=== Records for the exercise ===

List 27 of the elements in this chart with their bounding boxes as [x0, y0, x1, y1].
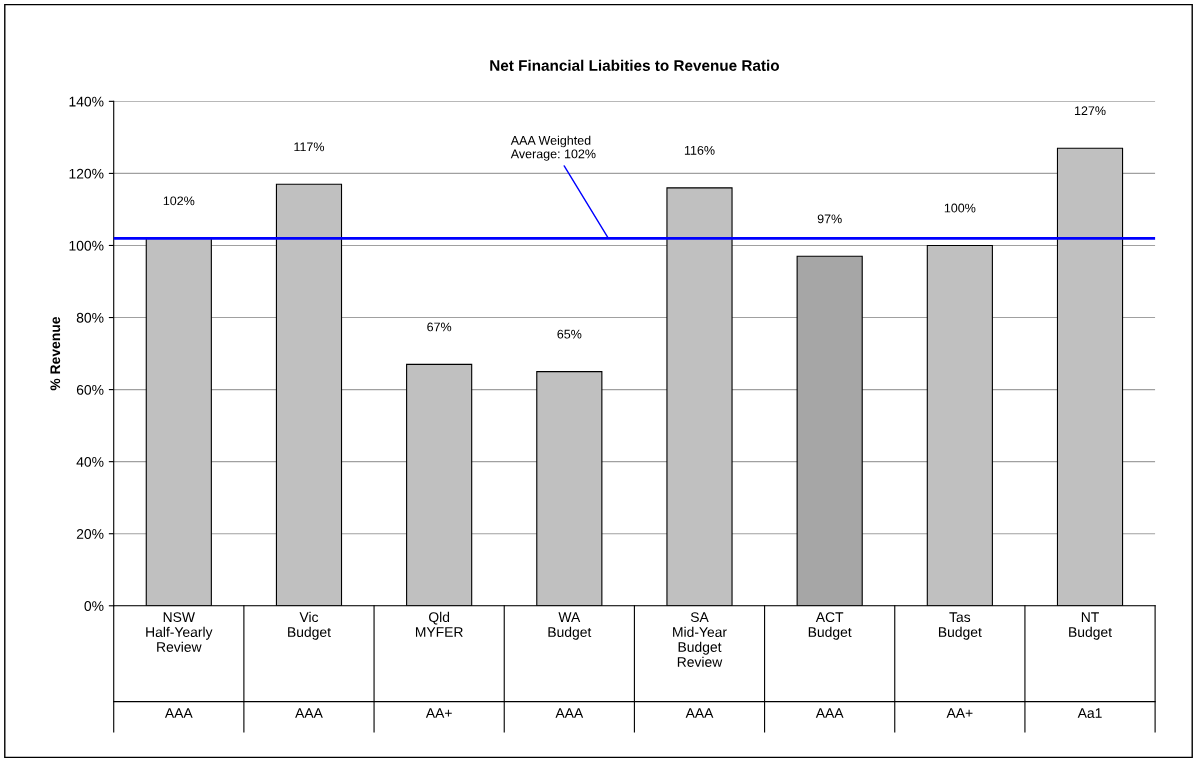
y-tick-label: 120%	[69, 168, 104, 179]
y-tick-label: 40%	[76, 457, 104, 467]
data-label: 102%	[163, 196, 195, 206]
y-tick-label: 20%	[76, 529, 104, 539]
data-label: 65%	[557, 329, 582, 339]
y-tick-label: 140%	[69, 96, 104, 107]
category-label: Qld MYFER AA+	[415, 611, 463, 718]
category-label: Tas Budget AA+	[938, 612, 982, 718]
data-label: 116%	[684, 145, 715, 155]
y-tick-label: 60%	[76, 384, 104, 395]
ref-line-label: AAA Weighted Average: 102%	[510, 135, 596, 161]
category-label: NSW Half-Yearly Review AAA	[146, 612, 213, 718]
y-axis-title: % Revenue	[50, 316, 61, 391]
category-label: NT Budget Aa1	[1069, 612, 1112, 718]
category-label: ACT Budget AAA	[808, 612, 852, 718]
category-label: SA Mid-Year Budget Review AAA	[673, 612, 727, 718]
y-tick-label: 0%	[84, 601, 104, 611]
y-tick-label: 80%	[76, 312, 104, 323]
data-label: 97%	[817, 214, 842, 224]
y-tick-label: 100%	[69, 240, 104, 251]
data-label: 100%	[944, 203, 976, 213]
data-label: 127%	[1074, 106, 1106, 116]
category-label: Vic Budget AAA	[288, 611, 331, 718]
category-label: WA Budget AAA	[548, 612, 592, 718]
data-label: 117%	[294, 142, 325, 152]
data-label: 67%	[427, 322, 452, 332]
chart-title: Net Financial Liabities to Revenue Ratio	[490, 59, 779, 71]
...
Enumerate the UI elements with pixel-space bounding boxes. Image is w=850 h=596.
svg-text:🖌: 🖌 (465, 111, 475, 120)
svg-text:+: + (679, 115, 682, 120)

=== Exercise brief ===
Copy the data between the lines holding "List 27 of the" and "category-label: NSW Half-Yearly", inclusive, and leave out the pictures.

=== Finished answer ===
List 27 of the elements in this chart with their bounding boxes as [x0, y0, x1, y1].
y-tick-label: 120%	[69, 168, 104, 179]
y-tick-label: 40%	[76, 457, 104, 467]
data-label: 102%	[163, 196, 195, 206]
y-tick-label: 20%	[76, 529, 104, 539]
data-label: 65%	[557, 329, 582, 339]
y-tick-label: 140%	[69, 96, 104, 107]
category-label: Qld MYFER AA+	[415, 611, 463, 718]
category-label: Tas Budget AA+	[938, 612, 982, 718]
data-label: 116%	[684, 145, 715, 155]
y-tick-label: 60%	[76, 384, 104, 395]
ref-line-label: AAA Weighted Average: 102%	[510, 135, 596, 161]
category-label: NSW Half-Yearly Review AAA	[146, 612, 213, 718]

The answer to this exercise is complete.